EXERCISE REQUIREMENTS
Answer with nothing except the number of lines that contain the word "June".

INPUT
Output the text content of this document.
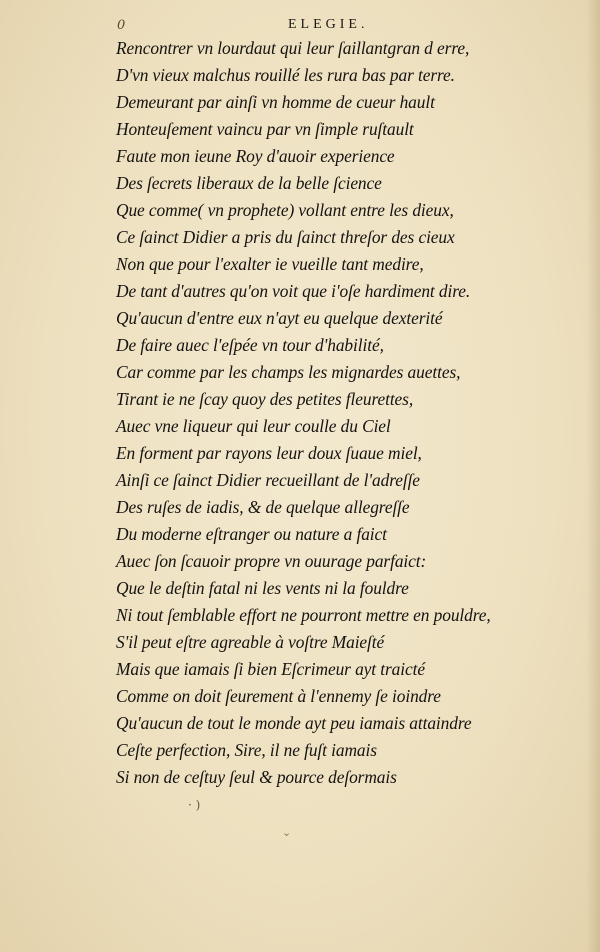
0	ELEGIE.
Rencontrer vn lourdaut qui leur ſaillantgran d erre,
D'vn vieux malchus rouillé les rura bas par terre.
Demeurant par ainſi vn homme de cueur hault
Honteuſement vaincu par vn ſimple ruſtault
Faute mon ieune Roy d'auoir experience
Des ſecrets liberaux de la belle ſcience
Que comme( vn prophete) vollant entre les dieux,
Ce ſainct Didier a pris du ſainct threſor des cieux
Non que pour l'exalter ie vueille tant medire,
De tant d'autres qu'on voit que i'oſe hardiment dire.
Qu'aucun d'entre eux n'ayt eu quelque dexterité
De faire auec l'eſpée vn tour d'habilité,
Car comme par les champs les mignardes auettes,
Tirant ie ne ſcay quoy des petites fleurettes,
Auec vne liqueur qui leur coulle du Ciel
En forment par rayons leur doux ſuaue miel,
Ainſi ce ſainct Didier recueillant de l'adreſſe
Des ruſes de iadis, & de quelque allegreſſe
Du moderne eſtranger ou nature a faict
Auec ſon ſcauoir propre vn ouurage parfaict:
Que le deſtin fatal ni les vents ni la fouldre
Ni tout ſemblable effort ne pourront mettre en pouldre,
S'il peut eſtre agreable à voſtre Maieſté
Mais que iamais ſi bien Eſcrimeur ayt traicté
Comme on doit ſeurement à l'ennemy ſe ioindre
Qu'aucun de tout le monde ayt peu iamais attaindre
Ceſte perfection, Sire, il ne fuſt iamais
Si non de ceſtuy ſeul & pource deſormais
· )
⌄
--
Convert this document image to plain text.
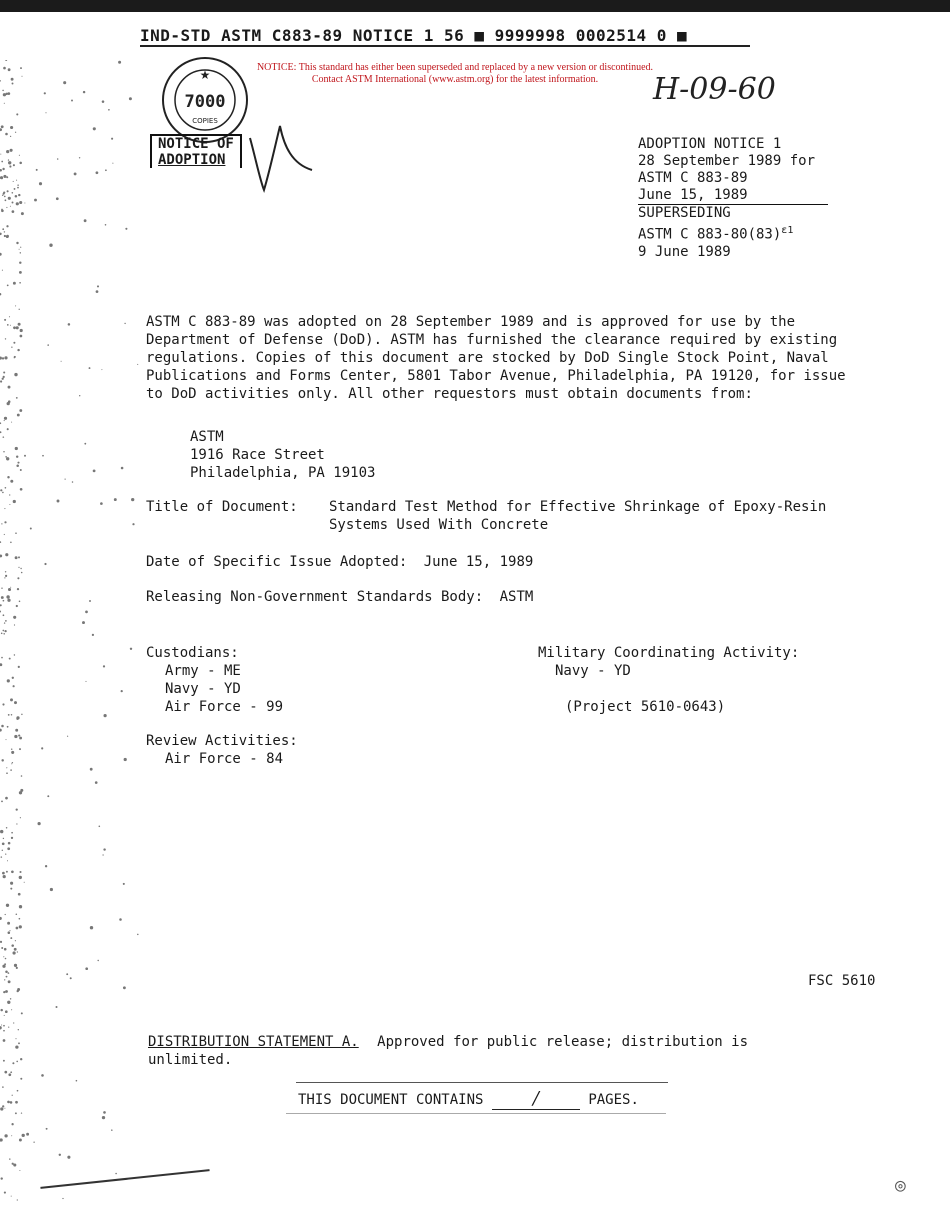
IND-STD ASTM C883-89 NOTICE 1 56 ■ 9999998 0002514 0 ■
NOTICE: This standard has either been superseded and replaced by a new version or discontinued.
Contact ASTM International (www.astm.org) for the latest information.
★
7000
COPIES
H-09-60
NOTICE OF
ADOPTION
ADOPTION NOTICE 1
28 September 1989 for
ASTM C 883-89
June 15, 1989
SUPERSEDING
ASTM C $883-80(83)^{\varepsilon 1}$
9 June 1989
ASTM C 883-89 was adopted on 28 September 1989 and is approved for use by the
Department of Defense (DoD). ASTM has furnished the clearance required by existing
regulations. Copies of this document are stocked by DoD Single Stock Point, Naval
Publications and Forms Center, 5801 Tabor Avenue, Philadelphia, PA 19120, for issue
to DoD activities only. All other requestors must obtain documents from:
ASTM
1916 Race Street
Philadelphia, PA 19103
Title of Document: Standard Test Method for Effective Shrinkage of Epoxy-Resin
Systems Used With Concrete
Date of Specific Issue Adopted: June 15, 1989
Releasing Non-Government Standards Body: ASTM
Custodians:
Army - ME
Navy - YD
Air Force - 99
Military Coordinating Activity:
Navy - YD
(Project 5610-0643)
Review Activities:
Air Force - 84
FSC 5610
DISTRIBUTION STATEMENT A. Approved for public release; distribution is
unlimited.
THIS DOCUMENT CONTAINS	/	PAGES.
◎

THE COMPLETED TASK
3